__Goal__. Without the pictures, output the records below word for word.

[Items listed in a dataset]
++++++
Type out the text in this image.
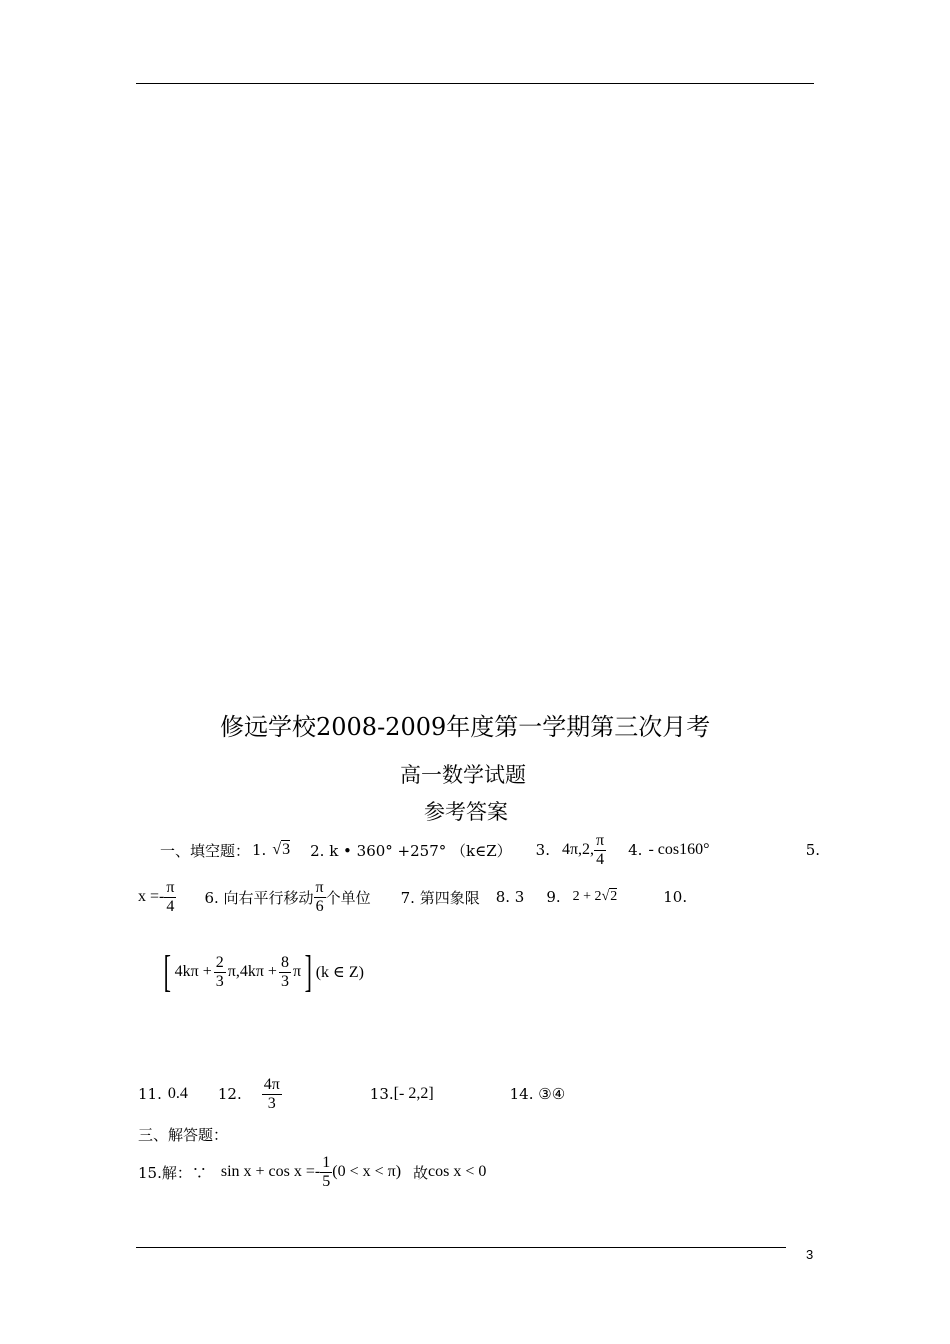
修远学校2008-2009年度第一学期第三次月考
高一数学试题
参考答案
一、填空题： 1. √3 2. k • 360° +257° （k∈Z） 3. 4π,2, $\frac{\pi}{4} 4$. - cos160°	5.
$x =- \frac{\pi}{4} 6$. 向右平行移动 $\frac{\pi}{6}$ 个单位 7. 第四象限 8. 3 9. 2 + 2√2	10.
[ $4k\pi + \frac{2}{3} \pi,4k\pi + \frac{8}{3}$ π ] (k ∈ Z)
11. 0.4 12. $\frac{4\pi}{3}$	13. [- 2,2]	14. ③④
三、解答题：
15.解：∵ $\sin x + \cos x =- \frac{1}{5} (0 < x < \pi)$ 故 cos x < 0
3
++++++
__Answer for the task__.
Type out the text in this image.
修远学校2008-2009年度第一学期第三次月考
高一数学试题
参考答案
一、填空题： 1. √3 2. k • 360° +257° （k∈Z） 3. 4π,2, $\frac{\pi}{4} 4$. - cos160°	5.
$x =- \frac{\pi}{4} 6$. 向右平行移动 $\frac{\pi}{6}$ 个单位 7. 第四象限 8. 3 9. 2 + 2√2	10.
[ $4k\pi + \frac{2}{3} \pi,4k\pi + \frac{8}{3}$ π ] (k ∈ Z)
11. 0.4 12. $\frac{4\pi}{3}$	13. [- 2,2]	14. ③④
三、解答题：
15.解：∵ $\sin x + \cos x =- \frac{1}{5} (0 < x < \pi)$ 故 cos x < 0
3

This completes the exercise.